(Entries from a dataset)
* begin *

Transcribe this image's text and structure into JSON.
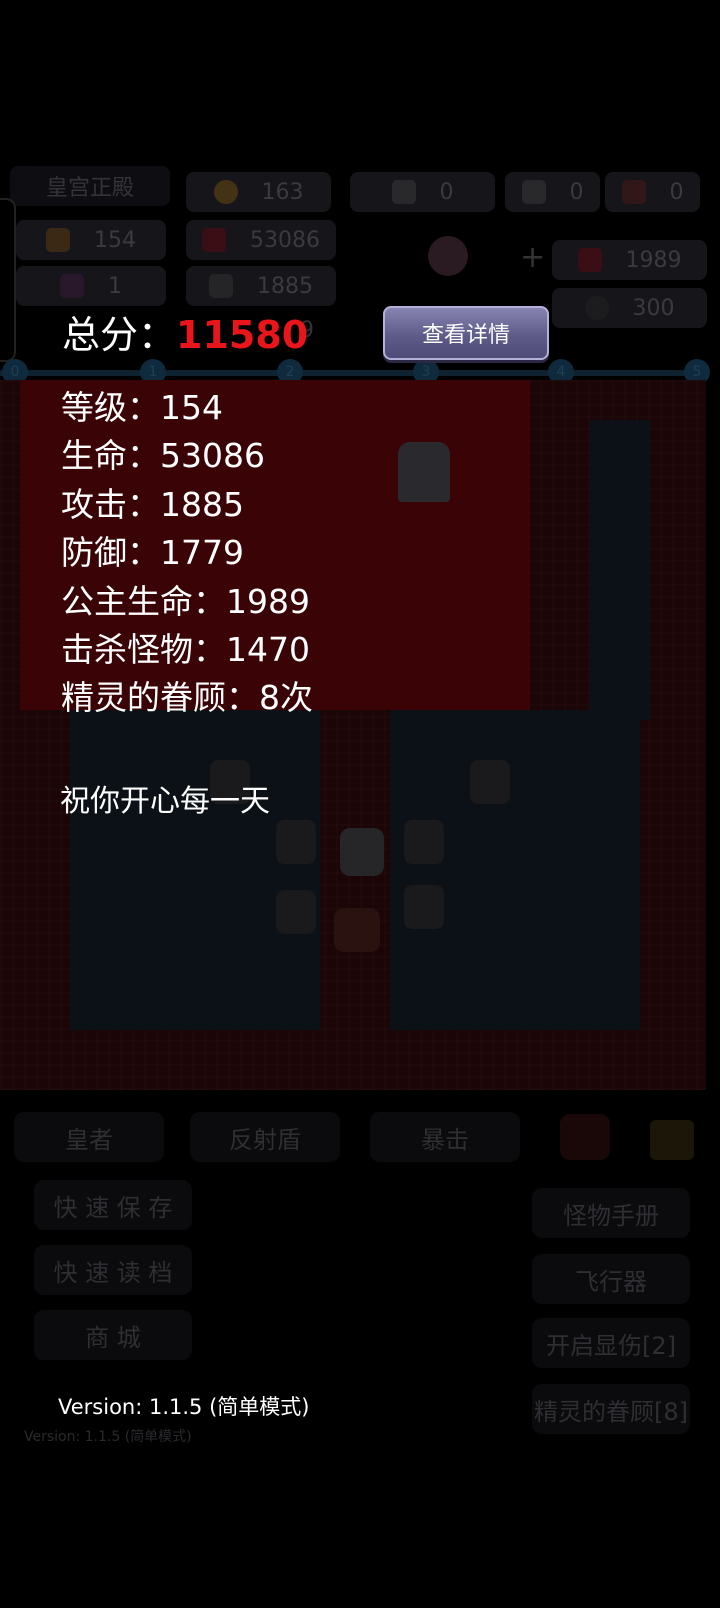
{
  "background": {
    "location": "皇宫正殿",
    "hud": {
      "gold": "163",
      "key_yellow": "0",
      "key_blue": "0",
      "key_red": "0",
      "level": "154",
      "hp": "53086",
      "attack": "1885",
      "defense_partial": "9",
      "potion": "1",
      "plus": "+",
      "princess_hp": "1989",
      "shield": "300"
    },
    "floor_markers": [
      "0",
      "1",
      "2",
      "3",
      "4",
      "5"
    ],
    "skills": [
      "皇者",
      "反射盾",
      "暴击"
    ],
    "left_buttons": [
      "快 速 保 存",
      "快 速 读 档",
      "商    城"
    ],
    "right_buttons": [
      "怪物手册",
      "飞行器",
      "开启显伤[2]",
      "精灵的眷顾[8]"
    ],
    "version": "Version: 1.1.5 (简单模式)"
  },
  "overlay": {
    "score_label": "总分：",
    "score_value": "11580",
    "details_button": "查看详情",
    "stats": [
      "等级：154",
      "生命：53086",
      "攻击：1885",
      "防御：1779",
      "公主生命：1989",
      "击杀怪物：1470",
      "精灵的眷顾：8次"
    ],
    "blessing": "祝你开心每一天",
    "version": "Version: 1.1.5 (简单模式)"
  },
  "colors": {
    "score": "#e8151b",
    "button_top": "#8884b2",
    "button_bottom": "#4e4b78",
    "map_red": "#3a0306"
  }
}
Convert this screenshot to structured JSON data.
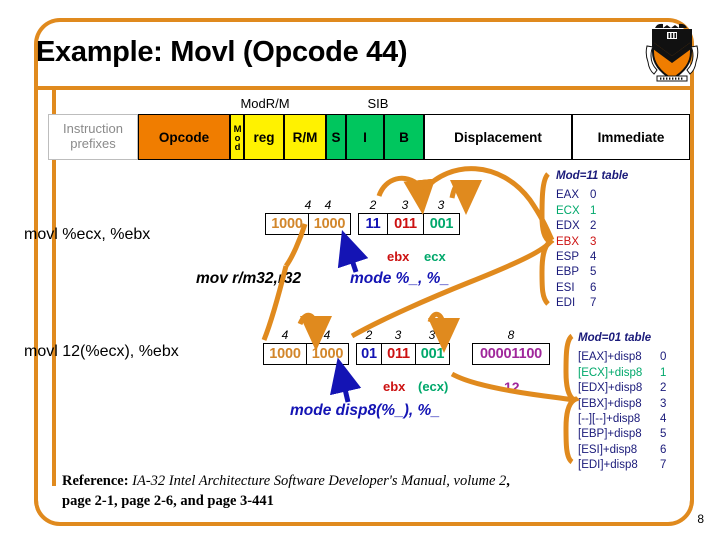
{
  "slide": {
    "title": "Example: Movl (Opcode 44)",
    "number": "8",
    "logo_alt": "princeton-shield"
  },
  "format_bar": {
    "group_labels": [
      {
        "text": "ModR/M"
      },
      {
        "text": "SIB"
      }
    ],
    "cells": [
      {
        "label": "Instruction prefixes",
        "style": "white",
        "lines": [
          "Instruction",
          "prefixes"
        ]
      },
      {
        "label": "Opcode",
        "style": "orange"
      },
      {
        "label": "Mod",
        "style": "yellow-vert"
      },
      {
        "label": "reg",
        "style": "yellow"
      },
      {
        "label": "R/M",
        "style": "yellow"
      },
      {
        "label": "S",
        "style": "green"
      },
      {
        "label": "I",
        "style": "green"
      },
      {
        "label": "B",
        "style": "green"
      },
      {
        "label": "Displacement",
        "style": "plain"
      },
      {
        "label": "Immediate",
        "style": "plain"
      }
    ]
  },
  "row1": {
    "asm": "movl %ecx, %ebx",
    "bit_widths": [
      "4",
      "4",
      "2",
      "3",
      "3"
    ],
    "fields": [
      {
        "bits": "1000",
        "color": "#D2862B"
      },
      {
        "bits": "1000",
        "color": "#D2862B"
      },
      {
        "bits": "11",
        "color": "#1414B4"
      },
      {
        "bits": "011",
        "color": "#CC1111"
      },
      {
        "bits": "001",
        "color": "#00A86B"
      }
    ],
    "annot_reg1": "ebx",
    "annot_reg2": "ecx",
    "annot_opcode": "mov r/m32,r32",
    "annot_mode": "mode %_, %_"
  },
  "row2": {
    "asm": "movl 12(%ecx), %ebx",
    "bit_widths": [
      "4",
      "4",
      "2",
      "3",
      "3",
      "8"
    ],
    "fields": [
      {
        "bits": "1000",
        "color": "#D2862B"
      },
      {
        "bits": "1000",
        "color": "#D2862B"
      },
      {
        "bits": "01",
        "color": "#1414B4"
      },
      {
        "bits": "011",
        "color": "#CC1111"
      },
      {
        "bits": "001",
        "color": "#00A86B"
      },
      {
        "bits": "00001100",
        "color": "#A0279B"
      }
    ],
    "annot_reg1": "ebx",
    "annot_reg2": "(ecx)",
    "annot_disp": "12",
    "annot_mode": "mode disp8(%_), %_"
  },
  "table_mod11": {
    "header": "Mod=11 table",
    "rows": [
      {
        "name": "EAX",
        "num": "0",
        "color": "#1a1a7a"
      },
      {
        "name": "ECX",
        "num": "1",
        "color": "#00A86B"
      },
      {
        "name": "EDX",
        "num": "2",
        "color": "#1a1a7a"
      },
      {
        "name": "EBX",
        "num": "3",
        "color": "#CC1111"
      },
      {
        "name": "ESP",
        "num": "4",
        "color": "#1a1a7a"
      },
      {
        "name": "EBP",
        "num": "5",
        "color": "#1a1a7a"
      },
      {
        "name": "ESI",
        "num": "6",
        "color": "#1a1a7a"
      },
      {
        "name": "EDI",
        "num": "7",
        "color": "#1a1a7a"
      }
    ]
  },
  "table_mod01": {
    "header": "Mod=01 table",
    "rows": [
      {
        "name": "[EAX]+disp8",
        "num": "0",
        "color": "#1a1a7a"
      },
      {
        "name": "[ECX]+disp8",
        "num": "1",
        "color": "#00A86B"
      },
      {
        "name": "[EDX]+disp8",
        "num": "2",
        "color": "#1a1a7a"
      },
      {
        "name": "[EBX]+disp8",
        "num": "3",
        "color": "#1a1a7a"
      },
      {
        "name": "[--][--]+disp8",
        "num": "4",
        "color": "#1a1a7a"
      },
      {
        "name": "[EBP]+disp8",
        "num": "5",
        "color": "#1a1a7a"
      },
      {
        "name": "[ESI]+disp8",
        "num": "6",
        "color": "#1a1a7a"
      },
      {
        "name": "[EDI]+disp8",
        "num": "7",
        "color": "#1a1a7a"
      }
    ]
  },
  "reference": {
    "label": "Reference:",
    "work": "IA-32 Intel Architecture Software Developer's Manual, volume 2",
    "pages": ", page 2-1, page 2-6, and page 3-441"
  },
  "colors": {
    "frame": "#E08A1E",
    "opcode": "#F07D00",
    "modrm": "#FFF200",
    "sib": "#00C65E",
    "arrow": "#E08A1E"
  }
}
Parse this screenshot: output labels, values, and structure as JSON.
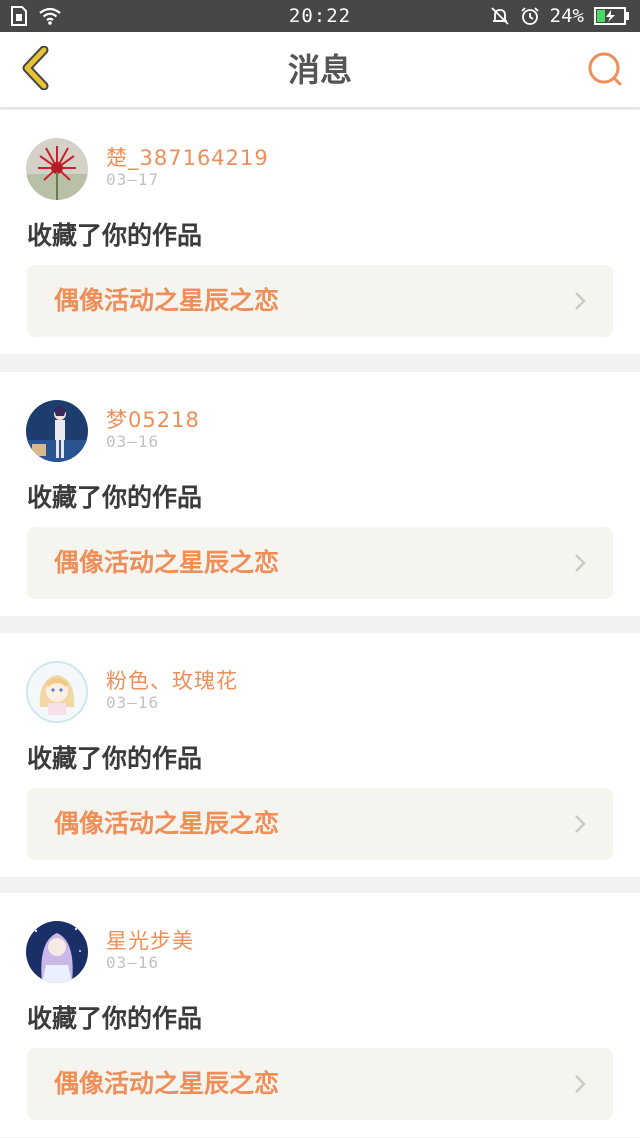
{
  "status_bar": {
    "time": "20:22",
    "battery": "24%",
    "icons_left": [
      "sim-icon",
      "wifi-icon"
    ],
    "icons_right": [
      "mute-icon",
      "alarm-icon",
      "battery-icon"
    ]
  },
  "header": {
    "title": "消息",
    "back_icon": "chevron-left-icon",
    "search_icon": "search-icon"
  },
  "colors": {
    "accent": "#ee8f5a",
    "back_icon": "#e6c431",
    "status_bar_bg": "#474747",
    "card_bg": "#ffffff",
    "page_bg": "#f2f2f0",
    "link_bg": "#f5f4ef"
  },
  "messages": [
    {
      "user": "楚_387164219",
      "date": "03—17",
      "action": "收藏了你的作品",
      "work": "偶像活动之星辰之恋",
      "avatar": "red-flower-avatar"
    },
    {
      "user": "梦05218",
      "date": "03—16",
      "action": "收藏了你的作品",
      "work": "偶像活动之星辰之恋",
      "avatar": "blue-character-avatar"
    },
    {
      "user": "粉色、玫瑰花",
      "date": "03—16",
      "action": "收藏了你的作品",
      "work": "偶像活动之星辰之恋",
      "avatar": "anime-girl-avatar"
    },
    {
      "user": "星光步美",
      "date": "03—16",
      "action": "收藏了你的作品",
      "work": "偶像活动之星辰之恋",
      "avatar": "night-girl-avatar"
    }
  ]
}
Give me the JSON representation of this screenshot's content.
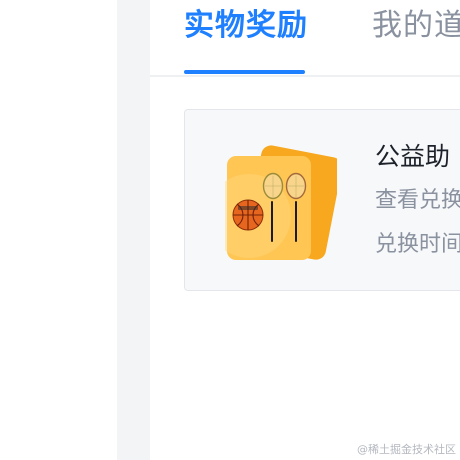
{
  "tabs": [
    {
      "label": "实物奖励",
      "active": true
    },
    {
      "label": "我的道",
      "active": false
    }
  ],
  "card": {
    "title": "公益助",
    "line1": "查看兑换",
    "line2": "兑换时间",
    "image_icon": "basketball-badminton-prize-icon"
  },
  "watermark": "@稀土掘金技术社区",
  "colors": {
    "accent": "#1e80ff",
    "inactive_text": "#8a919f",
    "card_background": "#f7f8fa",
    "gutter": "#f3f4f5"
  }
}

* end *

Your task is to gather all lines from the entries above that hold the word "this".

Transcribe this image's text and structure into JSON.
Convert this screenshot to structured JSON data.
Parse this screenshot: output labels, values, and structure as JSON.
Give me the JSON representation of this screenshot's content.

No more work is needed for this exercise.